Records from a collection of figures
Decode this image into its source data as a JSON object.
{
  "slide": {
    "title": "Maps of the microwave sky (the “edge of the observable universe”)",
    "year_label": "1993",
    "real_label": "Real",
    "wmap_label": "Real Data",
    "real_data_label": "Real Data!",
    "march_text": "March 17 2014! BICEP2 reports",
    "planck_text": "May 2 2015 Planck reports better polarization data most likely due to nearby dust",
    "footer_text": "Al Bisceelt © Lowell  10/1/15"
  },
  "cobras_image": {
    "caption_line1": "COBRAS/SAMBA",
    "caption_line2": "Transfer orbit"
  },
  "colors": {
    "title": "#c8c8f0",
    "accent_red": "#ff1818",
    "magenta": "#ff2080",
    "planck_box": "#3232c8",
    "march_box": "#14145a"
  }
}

* * *

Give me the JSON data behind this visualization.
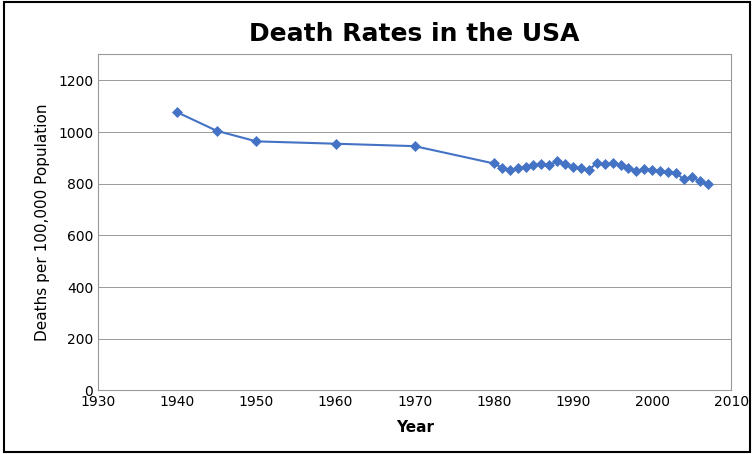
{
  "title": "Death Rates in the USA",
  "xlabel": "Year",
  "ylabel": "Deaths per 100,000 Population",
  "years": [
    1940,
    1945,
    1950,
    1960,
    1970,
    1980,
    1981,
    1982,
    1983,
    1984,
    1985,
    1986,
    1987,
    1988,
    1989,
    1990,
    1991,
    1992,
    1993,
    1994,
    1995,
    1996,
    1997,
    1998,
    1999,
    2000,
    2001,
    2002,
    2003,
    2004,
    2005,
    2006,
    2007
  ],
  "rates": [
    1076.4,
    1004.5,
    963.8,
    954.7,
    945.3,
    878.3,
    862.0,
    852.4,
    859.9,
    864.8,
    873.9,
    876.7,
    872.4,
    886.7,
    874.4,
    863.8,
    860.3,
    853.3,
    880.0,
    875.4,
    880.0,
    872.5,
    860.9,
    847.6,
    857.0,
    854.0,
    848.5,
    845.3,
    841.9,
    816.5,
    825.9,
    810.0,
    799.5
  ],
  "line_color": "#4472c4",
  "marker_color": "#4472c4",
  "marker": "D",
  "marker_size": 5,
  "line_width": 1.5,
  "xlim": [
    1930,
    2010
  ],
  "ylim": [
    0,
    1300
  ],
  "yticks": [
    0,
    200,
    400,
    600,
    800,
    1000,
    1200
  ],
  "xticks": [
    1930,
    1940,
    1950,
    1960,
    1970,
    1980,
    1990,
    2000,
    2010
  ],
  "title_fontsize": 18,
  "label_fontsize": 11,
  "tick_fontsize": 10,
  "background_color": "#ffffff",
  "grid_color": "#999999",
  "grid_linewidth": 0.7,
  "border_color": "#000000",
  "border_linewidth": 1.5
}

### EXERCISE OBJECTIVE
Scan the data above; copy every line where "JSON" appears.

### CORRECT ANSWER
Decode this image into its source data as a JSON object.
Give me the JSON data behind this visualization.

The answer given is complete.